* BEGIN Record excerpts *

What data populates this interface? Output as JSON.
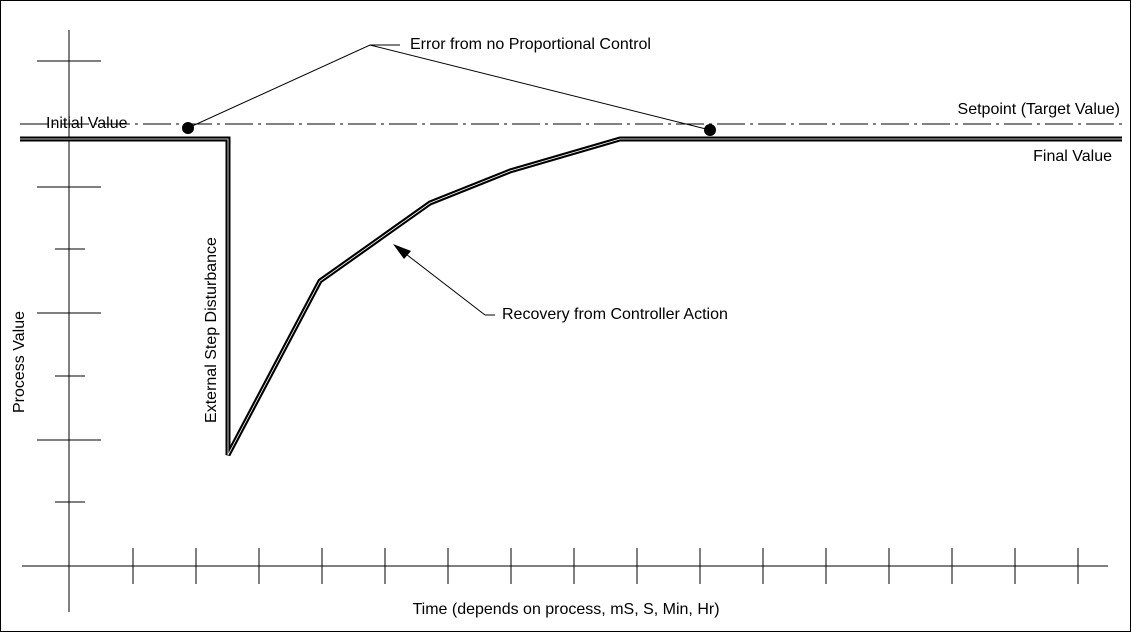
{
  "labels": {
    "error": "Error from no Proportional Control",
    "initial": "Initial Value",
    "setpoint": "Setpoint (Target Value)",
    "final": "Final Value",
    "disturbance": "External Step Disturbance",
    "recovery": "Recovery from Controller Action",
    "y_axis": "Process Value",
    "x_axis": "Time (depends on process, mS, S, Min, Hr)"
  }
}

* END Record excerpts *

■ Aim of the task
Print each record exactly as it stands, leaving the images out.

■ The solution
What data populates this interface? Output as JSON.
{
  "labels": {
    "error": "Error from no Proportional Control",
    "initial": "Initial Value",
    "setpoint": "Setpoint (Target Value)",
    "final": "Final Value",
    "disturbance": "External Step Disturbance",
    "recovery": "Recovery from Controller Action",
    "y_axis": "Process Value",
    "x_axis": "Time (depends on process, mS, S, Min, Hr)"
  }
}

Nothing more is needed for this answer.